SHORT TASK: Write out the material below again, line for line, without changing anything.

DATA SHOWN:
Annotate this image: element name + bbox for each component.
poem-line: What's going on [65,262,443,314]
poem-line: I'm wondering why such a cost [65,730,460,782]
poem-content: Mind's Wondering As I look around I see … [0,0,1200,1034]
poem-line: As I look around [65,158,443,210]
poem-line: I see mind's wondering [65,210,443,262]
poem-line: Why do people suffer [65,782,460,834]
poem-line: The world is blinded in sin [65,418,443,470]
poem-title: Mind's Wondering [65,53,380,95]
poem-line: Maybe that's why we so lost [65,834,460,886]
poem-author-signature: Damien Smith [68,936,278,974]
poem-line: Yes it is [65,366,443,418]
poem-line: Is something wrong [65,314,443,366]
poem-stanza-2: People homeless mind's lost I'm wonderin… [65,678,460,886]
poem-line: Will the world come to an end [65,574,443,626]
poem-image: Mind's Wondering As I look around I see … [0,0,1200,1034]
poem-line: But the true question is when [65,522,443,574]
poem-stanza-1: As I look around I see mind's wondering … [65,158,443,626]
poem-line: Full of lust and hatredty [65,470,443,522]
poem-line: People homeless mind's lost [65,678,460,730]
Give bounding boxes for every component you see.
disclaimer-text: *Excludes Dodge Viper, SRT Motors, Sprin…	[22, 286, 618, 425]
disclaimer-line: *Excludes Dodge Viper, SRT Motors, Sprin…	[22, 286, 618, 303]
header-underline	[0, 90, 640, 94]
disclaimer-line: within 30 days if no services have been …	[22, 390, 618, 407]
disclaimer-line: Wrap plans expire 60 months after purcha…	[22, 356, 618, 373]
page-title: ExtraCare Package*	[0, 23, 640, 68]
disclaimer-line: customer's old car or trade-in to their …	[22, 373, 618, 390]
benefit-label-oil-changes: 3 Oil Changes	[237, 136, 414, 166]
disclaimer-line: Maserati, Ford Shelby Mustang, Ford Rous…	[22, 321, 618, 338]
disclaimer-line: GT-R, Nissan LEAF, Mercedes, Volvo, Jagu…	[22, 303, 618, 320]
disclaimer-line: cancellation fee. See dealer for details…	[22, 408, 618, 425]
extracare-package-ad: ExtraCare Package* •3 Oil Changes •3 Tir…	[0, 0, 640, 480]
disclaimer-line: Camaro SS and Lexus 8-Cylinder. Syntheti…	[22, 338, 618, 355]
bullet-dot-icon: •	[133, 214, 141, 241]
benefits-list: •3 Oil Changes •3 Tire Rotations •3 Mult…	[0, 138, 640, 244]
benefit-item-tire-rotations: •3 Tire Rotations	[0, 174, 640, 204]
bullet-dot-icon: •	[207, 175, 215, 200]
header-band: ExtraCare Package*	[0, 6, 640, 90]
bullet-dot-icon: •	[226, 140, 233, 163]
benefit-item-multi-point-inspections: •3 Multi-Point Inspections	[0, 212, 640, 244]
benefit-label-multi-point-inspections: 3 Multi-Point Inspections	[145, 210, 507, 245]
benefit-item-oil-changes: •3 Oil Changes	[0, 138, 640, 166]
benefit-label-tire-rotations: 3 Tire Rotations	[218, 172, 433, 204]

TASK RESULT:
Annotate this image: element name + bbox for each component.
poem-line: What's going on [65,262,443,314]
poem-line: I'm wondering why such a cost [65,730,460,782]
poem-content: Mind's Wondering As I look around I see … [0,0,1200,1034]
poem-line: As I look around [65,158,443,210]
poem-line: I see mind's wondering [65,210,443,262]
poem-line: Why do people suffer [65,782,460,834]
poem-line: The world is blinded in sin [65,418,443,470]
poem-title: Mind's Wondering [65,53,380,95]
poem-line: Maybe that's why we so lost [65,834,460,886]
poem-author-signature: Damien Smith [68,936,278,974]
poem-line: Yes it is [65,366,443,418]
poem-line: Is something wrong [65,314,443,366]
poem-stanza-2: People homeless mind's lost I'm wonderin… [65,678,460,886]
poem-line: Will the world come to an end [65,574,443,626]
poem-image: Mind's Wondering As I look around I see … [0,0,1200,1034]
poem-line: But the true question is when [65,522,443,574]
poem-stanza-1: As I look around I see mind's wondering … [65,158,443,626]
poem-line: Full of lust and hatredty [65,470,443,522]
poem-line: People homeless mind's lost [65,678,460,730]
Give bounding boxes for every component you see.
disclaimer-text: *Excludes Dodge Viper, SRT Motors, Sprin…	[22, 286, 618, 425]
disclaimer-line: *Excludes Dodge Viper, SRT Motors, Sprin…	[22, 286, 618, 303]
header-underline	[0, 90, 640, 94]
disclaimer-line: within 30 days if no services have been …	[22, 390, 618, 407]
disclaimer-line: Wrap plans expire 60 months after purcha…	[22, 356, 618, 373]
page-title: ExtraCare Package*	[0, 23, 640, 68]
disclaimer-line: customer's old car or trade-in to their …	[22, 373, 618, 390]
benefit-label-oil-changes: 3 Oil Changes	[237, 136, 414, 166]
disclaimer-line: Maserati, Ford Shelby Mustang, Ford Rous…	[22, 321, 618, 338]
disclaimer-line: GT-R, Nissan LEAF, Mercedes, Volvo, Jagu…	[22, 303, 618, 320]
disclaimer-line: cancellation fee. See dealer for details…	[22, 408, 618, 425]
extracare-package-ad: ExtraCare Package* •3 Oil Changes •3 Tir…	[0, 0, 640, 480]
disclaimer-line: Camaro SS and Lexus 8-Cylinder. Syntheti…	[22, 338, 618, 355]
bullet-dot-icon: •	[133, 214, 141, 241]
benefits-list: •3 Oil Changes •3 Tire Rotations •3 Mult…	[0, 138, 640, 244]
benefit-item-tire-rotations: •3 Tire Rotations	[0, 174, 640, 204]
bullet-dot-icon: •	[207, 175, 215, 200]
header-band: ExtraCare Package*	[0, 6, 640, 90]
bullet-dot-icon: •	[226, 140, 233, 163]
benefit-item-multi-point-inspections: •3 Multi-Point Inspections	[0, 212, 640, 244]
benefit-label-multi-point-inspections: 3 Multi-Point Inspections	[145, 210, 507, 245]
benefit-item-oil-changes: •3 Oil Changes	[0, 138, 640, 166]
benefit-label-tire-rotations: 3 Tire Rotations	[218, 172, 433, 204]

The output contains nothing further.